◆ **TASK OBJECTIVE**: Filter the records below for the word "carbohidratos". Copy each line that holds it.

◆ **DATA SUPPLIED**:
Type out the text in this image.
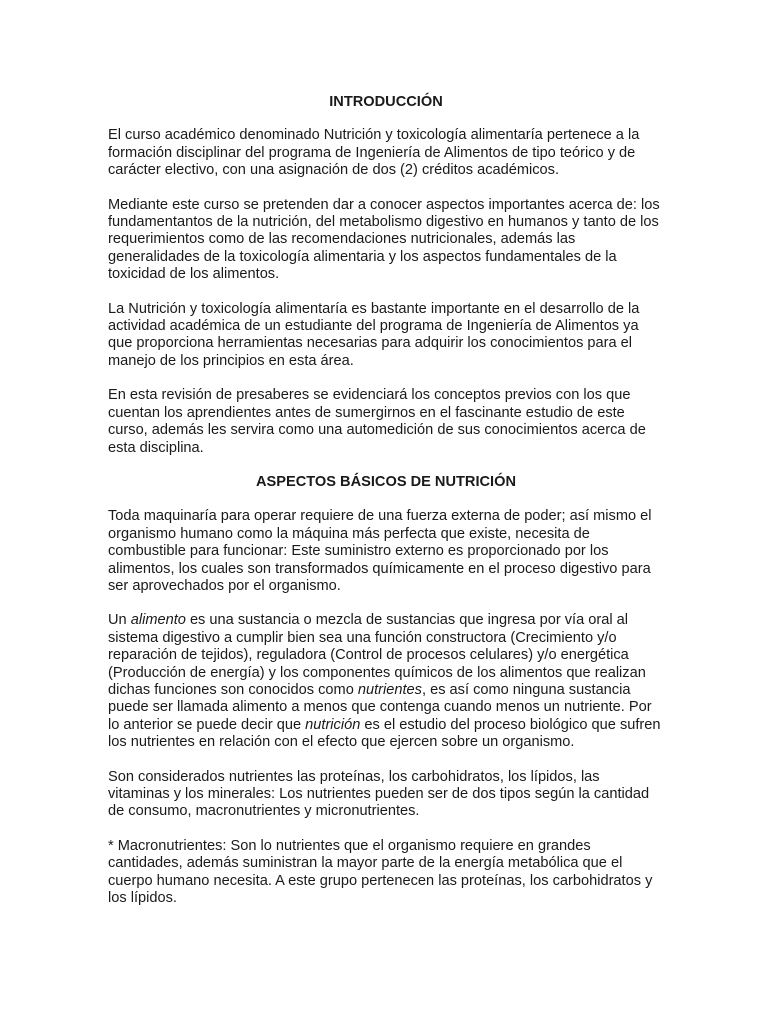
INTRODUCCIÓN

El curso académico denominado Nutrición y toxicología alimentaría pertenece a la formación disciplinar del programa de Ingeniería de Alimentos de tipo teórico y de carácter electivo, con una asignación de dos (2) créditos académicos.

Mediante este curso se pretenden dar a conocer aspectos importantes acerca de: los fundamentantos de la nutrición, del metabolismo digestivo en humanos y tanto de los requerimientos como de las recomendaciones nutricionales, además las generalidades de la toxicología alimentaria y los aspectos fundamentales de la toxicidad de los alimentos.

La Nutrición y toxicología alimentaría es bastante importante en el desarrollo de la actividad académica de un estudiante del programa de Ingeniería de Alimentos ya que proporciona herramientas necesarias para adquirir los conocimientos para el manejo de los principios en esta área.

En esta revisión de presaberes se evidenciará los conceptos previos con los que cuentan los aprendientes antes de sumergirnos en el fascinante estudio de este curso, además les servira como una automedición de sus conocimientos acerca de esta disciplina.

ASPECTOS BÁSICOS DE NUTRICIÓN

Toda maquinaría para operar requiere de una fuerza externa de poder; así mismo el organismo humano como la máquina más perfecta que existe, necesita de combustible para funcionar: Este suministro externo es proporcionado por los alimentos, los cuales son transformados químicamente en el proceso digestivo para ser aprovechados por el organismo.

Un alimento es una sustancia o mezcla de sustancias que ingresa por vía oral al sistema digestivo a cumplir bien sea una función constructora (Crecimiento y/o reparación de tejidos), reguladora (Control de procesos celulares) y/o energética (Producción de energía) y los componentes químicos de los alimentos que realizan dichas funciones son conocidos como nutrientes, es así como ninguna sustancia puede ser llamada alimento a menos que contenga cuando menos un nutriente. Por lo anterior se puede decir que nutrición es el estudio del proceso biológico que sufren los nutrientes en relación con el efecto que ejercen sobre un organismo.

Son considerados nutrientes las proteínas, los carbohidratos, los lípidos, las vitaminas y los minerales: Los nutrientes pueden ser de dos tipos según la cantidad de consumo, macronutrientes y micronutrientes.

* Macronutrientes: Son lo nutrientes que el organismo requiere en grandes cantidades, además suministran la mayor parte de la energía metabólica que el cuerpo humano necesita. A este grupo pertenecen las proteínas, los carbohidratos y los lípidos.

◆ **TASK ANSWER**:
Son considerados nutrientes las proteínas, los carbohidratos, los lípidos, las vitaminas y los minerales: Los nutrientes pueden ser de dos tipos según la cantidad de consumo, macronutrientes y micronutrientes.
* Macronutrientes: Son lo nutrientes que el organismo requiere en grandes cantidades, además suministran la mayor parte de la energía metabólica que el cuerpo humano necesita. A este grupo pertenecen las proteínas, los carbohidratos y los lípidos.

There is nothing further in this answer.